--- DATA ROWS ---
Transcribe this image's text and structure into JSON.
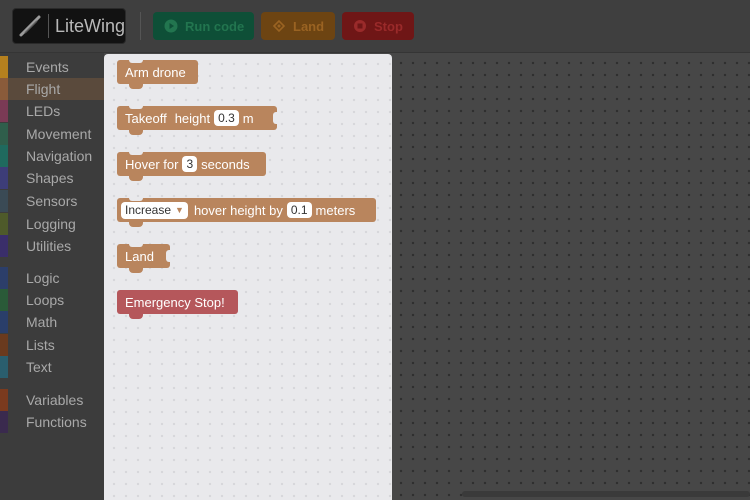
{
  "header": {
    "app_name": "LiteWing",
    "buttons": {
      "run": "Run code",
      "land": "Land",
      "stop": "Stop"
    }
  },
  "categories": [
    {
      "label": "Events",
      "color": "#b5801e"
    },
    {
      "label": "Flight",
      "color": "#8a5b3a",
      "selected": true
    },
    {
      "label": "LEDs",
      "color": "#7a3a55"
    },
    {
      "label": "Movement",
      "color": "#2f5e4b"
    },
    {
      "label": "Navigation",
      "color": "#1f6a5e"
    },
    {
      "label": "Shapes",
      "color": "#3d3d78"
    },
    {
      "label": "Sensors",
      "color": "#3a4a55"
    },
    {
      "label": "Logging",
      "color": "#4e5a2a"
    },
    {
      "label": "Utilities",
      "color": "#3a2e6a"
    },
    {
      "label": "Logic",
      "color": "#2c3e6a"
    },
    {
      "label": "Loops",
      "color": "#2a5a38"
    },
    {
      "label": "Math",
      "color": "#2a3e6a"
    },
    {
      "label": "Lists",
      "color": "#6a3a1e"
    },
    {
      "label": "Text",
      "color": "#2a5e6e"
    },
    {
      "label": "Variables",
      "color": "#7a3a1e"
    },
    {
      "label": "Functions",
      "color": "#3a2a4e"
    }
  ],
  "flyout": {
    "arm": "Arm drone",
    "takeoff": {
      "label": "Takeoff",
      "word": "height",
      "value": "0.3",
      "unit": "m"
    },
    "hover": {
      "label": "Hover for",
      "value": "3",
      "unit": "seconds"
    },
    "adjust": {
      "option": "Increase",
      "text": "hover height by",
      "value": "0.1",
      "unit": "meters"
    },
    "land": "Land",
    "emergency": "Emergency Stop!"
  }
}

--- THE EXERCISE ---
Give the count of lines in the listing that hold the word "Stop", with no other text.

--- ANSWER BELOW ---
2